## Direction
Transcribe all the entries word for word, omitting any pictures they contain.

[BEGIN Data listing]

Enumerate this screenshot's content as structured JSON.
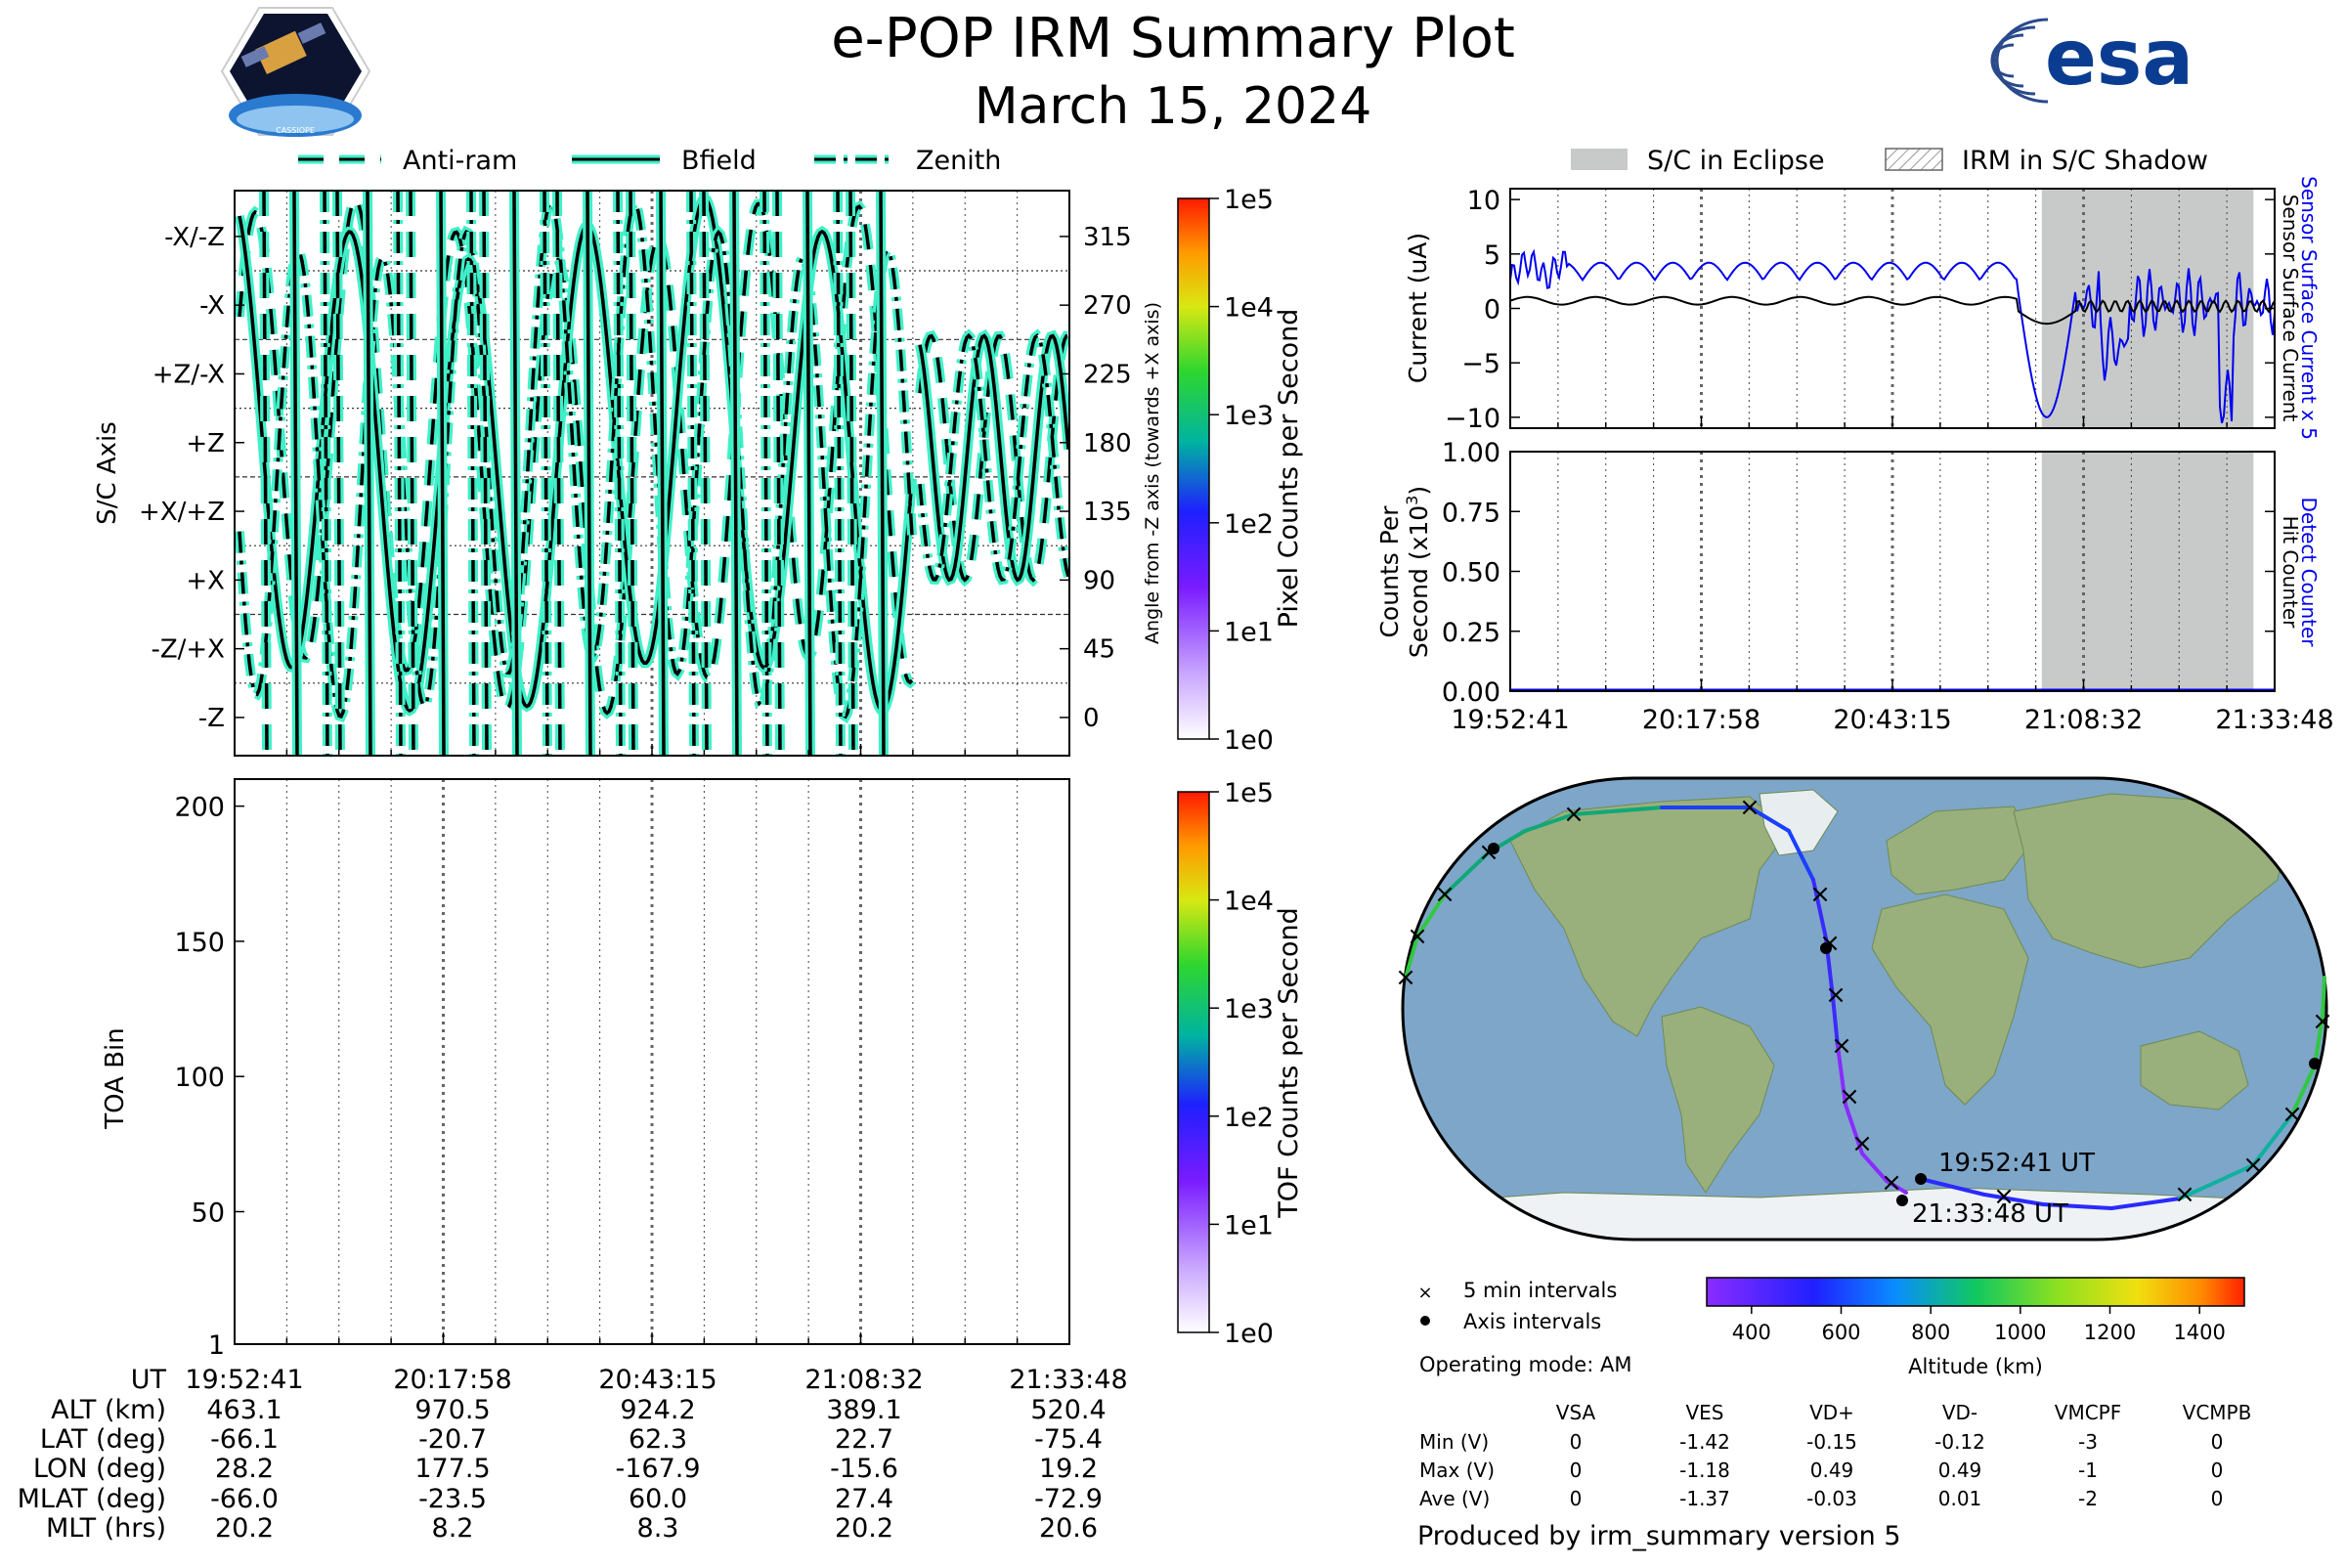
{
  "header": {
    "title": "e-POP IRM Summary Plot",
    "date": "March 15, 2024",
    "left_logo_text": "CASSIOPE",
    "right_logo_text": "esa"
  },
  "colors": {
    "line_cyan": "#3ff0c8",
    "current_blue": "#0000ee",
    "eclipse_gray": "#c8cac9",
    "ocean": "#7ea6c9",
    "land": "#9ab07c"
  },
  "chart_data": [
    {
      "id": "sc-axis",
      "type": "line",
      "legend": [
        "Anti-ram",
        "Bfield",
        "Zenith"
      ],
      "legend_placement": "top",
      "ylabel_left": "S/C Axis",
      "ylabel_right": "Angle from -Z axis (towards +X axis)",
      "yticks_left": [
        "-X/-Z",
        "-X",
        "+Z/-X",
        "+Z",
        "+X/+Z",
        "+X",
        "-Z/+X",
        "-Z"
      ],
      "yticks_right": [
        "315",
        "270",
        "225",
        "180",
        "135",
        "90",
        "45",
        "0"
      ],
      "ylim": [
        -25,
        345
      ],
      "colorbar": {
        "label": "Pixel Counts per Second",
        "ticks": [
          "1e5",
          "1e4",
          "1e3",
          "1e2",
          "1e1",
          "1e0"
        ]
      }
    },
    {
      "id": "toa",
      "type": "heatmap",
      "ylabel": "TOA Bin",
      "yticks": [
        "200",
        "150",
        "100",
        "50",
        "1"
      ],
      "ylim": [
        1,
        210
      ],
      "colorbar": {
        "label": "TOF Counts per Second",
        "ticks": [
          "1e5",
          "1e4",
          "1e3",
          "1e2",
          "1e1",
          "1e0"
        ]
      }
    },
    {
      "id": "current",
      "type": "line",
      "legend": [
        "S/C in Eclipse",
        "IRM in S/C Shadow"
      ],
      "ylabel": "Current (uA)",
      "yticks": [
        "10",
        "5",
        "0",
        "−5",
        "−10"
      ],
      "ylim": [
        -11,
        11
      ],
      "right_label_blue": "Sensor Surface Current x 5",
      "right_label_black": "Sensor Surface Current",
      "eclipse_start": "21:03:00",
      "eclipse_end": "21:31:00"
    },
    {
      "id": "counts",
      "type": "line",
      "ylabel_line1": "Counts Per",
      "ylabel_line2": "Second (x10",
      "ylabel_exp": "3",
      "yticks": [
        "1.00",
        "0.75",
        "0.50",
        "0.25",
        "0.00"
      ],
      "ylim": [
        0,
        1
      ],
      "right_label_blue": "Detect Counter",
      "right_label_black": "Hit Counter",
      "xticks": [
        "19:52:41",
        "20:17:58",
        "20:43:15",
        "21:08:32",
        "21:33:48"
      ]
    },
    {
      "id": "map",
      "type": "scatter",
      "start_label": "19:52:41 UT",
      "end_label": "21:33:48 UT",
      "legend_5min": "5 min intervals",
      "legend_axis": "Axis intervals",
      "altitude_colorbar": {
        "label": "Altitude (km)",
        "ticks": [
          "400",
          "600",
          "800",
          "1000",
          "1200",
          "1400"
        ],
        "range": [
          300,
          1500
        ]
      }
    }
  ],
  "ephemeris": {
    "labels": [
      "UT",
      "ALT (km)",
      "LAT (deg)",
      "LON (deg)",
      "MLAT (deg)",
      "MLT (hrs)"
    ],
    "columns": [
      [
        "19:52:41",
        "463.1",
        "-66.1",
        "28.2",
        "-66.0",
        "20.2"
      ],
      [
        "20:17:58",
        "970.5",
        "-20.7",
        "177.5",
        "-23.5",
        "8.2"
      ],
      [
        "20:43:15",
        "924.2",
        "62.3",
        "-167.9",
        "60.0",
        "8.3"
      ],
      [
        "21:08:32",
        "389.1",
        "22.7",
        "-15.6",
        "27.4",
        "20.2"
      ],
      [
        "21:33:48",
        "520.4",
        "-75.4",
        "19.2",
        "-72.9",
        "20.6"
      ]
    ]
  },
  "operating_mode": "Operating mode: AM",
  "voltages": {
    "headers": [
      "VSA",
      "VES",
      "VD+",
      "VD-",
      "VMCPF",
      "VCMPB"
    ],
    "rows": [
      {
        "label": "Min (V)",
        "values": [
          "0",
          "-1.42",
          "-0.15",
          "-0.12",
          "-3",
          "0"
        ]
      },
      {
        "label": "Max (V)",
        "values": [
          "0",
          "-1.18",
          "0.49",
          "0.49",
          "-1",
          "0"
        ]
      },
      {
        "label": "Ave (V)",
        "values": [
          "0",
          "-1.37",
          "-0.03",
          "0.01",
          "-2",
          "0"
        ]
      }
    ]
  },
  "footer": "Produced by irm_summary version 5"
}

[END Data listing]

## Solution below
Enumerate this screenshot's content as structured JSON.
{
  "header": {
    "title": "e-POP IRM Summary Plot",
    "date": "March 15, 2024",
    "left_logo_text": "CASSIOPE",
    "right_logo_text": "esa"
  },
  "colors": {
    "line_cyan": "#3ff0c8",
    "current_blue": "#0000ee",
    "eclipse_gray": "#c8cac9",
    "ocean": "#7ea6c9",
    "land": "#9ab07c"
  },
  "chart_data": [
    {
      "id": "sc-axis",
      "type": "line",
      "legend": [
        "Anti-ram",
        "Bfield",
        "Zenith"
      ],
      "legend_placement": "top",
      "ylabel_left": "S/C Axis",
      "ylabel_right": "Angle from -Z axis (towards +X axis)",
      "yticks_left": [
        "-X/-Z",
        "-X",
        "+Z/-X",
        "+Z",
        "+X/+Z",
        "+X",
        "-Z/+X",
        "-Z"
      ],
      "yticks_right": [
        "315",
        "270",
        "225",
        "180",
        "135",
        "90",
        "45",
        "0"
      ],
      "ylim": [
        -25,
        345
      ],
      "colorbar": {
        "label": "Pixel Counts per Second",
        "ticks": [
          "1e5",
          "1e4",
          "1e3",
          "1e2",
          "1e1",
          "1e0"
        ]
      }
    },
    {
      "id": "toa",
      "type": "heatmap",
      "ylabel": "TOA Bin",
      "yticks": [
        "200",
        "150",
        "100",
        "50",
        "1"
      ],
      "ylim": [
        1,
        210
      ],
      "colorbar": {
        "label": "TOF Counts per Second",
        "ticks": [
          "1e5",
          "1e4",
          "1e3",
          "1e2",
          "1e1",
          "1e0"
        ]
      }
    },
    {
      "id": "current",
      "type": "line",
      "legend": [
        "S/C in Eclipse",
        "IRM in S/C Shadow"
      ],
      "ylabel": "Current (uA)",
      "yticks": [
        "10",
        "5",
        "0",
        "−5",
        "−10"
      ],
      "ylim": [
        -11,
        11
      ],
      "right_label_blue": "Sensor Surface Current x 5",
      "right_label_black": "Sensor Surface Current",
      "eclipse_start": "21:03:00",
      "eclipse_end": "21:31:00"
    },
    {
      "id": "counts",
      "type": "line",
      "ylabel_line1": "Counts Per",
      "ylabel_line2": "Second (x10",
      "ylabel_exp": "3",
      "yticks": [
        "1.00",
        "0.75",
        "0.50",
        "0.25",
        "0.00"
      ],
      "ylim": [
        0,
        1
      ],
      "right_label_blue": "Detect Counter",
      "right_label_black": "Hit Counter",
      "xticks": [
        "19:52:41",
        "20:17:58",
        "20:43:15",
        "21:08:32",
        "21:33:48"
      ]
    },
    {
      "id": "map",
      "type": "scatter",
      "start_label": "19:52:41 UT",
      "end_label": "21:33:48 UT",
      "legend_5min": "5 min intervals",
      "legend_axis": "Axis intervals",
      "altitude_colorbar": {
        "label": "Altitude (km)",
        "ticks": [
          "400",
          "600",
          "800",
          "1000",
          "1200",
          "1400"
        ],
        "range": [
          300,
          1500
        ]
      }
    }
  ],
  "ephemeris": {
    "labels": [
      "UT",
      "ALT (km)",
      "LAT (deg)",
      "LON (deg)",
      "MLAT (deg)",
      "MLT (hrs)"
    ],
    "columns": [
      [
        "19:52:41",
        "463.1",
        "-66.1",
        "28.2",
        "-66.0",
        "20.2"
      ],
      [
        "20:17:58",
        "970.5",
        "-20.7",
        "177.5",
        "-23.5",
        "8.2"
      ],
      [
        "20:43:15",
        "924.2",
        "62.3",
        "-167.9",
        "60.0",
        "8.3"
      ],
      [
        "21:08:32",
        "389.1",
        "22.7",
        "-15.6",
        "27.4",
        "20.2"
      ],
      [
        "21:33:48",
        "520.4",
        "-75.4",
        "19.2",
        "-72.9",
        "20.6"
      ]
    ]
  },
  "operating_mode": "Operating mode: AM",
  "voltages": {
    "headers": [
      "VSA",
      "VES",
      "VD+",
      "VD-",
      "VMCPF",
      "VCMPB"
    ],
    "rows": [
      {
        "label": "Min (V)",
        "values": [
          "0",
          "-1.42",
          "-0.15",
          "-0.12",
          "-3",
          "0"
        ]
      },
      {
        "label": "Max (V)",
        "values": [
          "0",
          "-1.18",
          "0.49",
          "0.49",
          "-1",
          "0"
        ]
      },
      {
        "label": "Ave (V)",
        "values": [
          "0",
          "-1.37",
          "-0.03",
          "0.01",
          "-2",
          "0"
        ]
      }
    ]
  },
  "footer": "Produced by irm_summary version 5"
}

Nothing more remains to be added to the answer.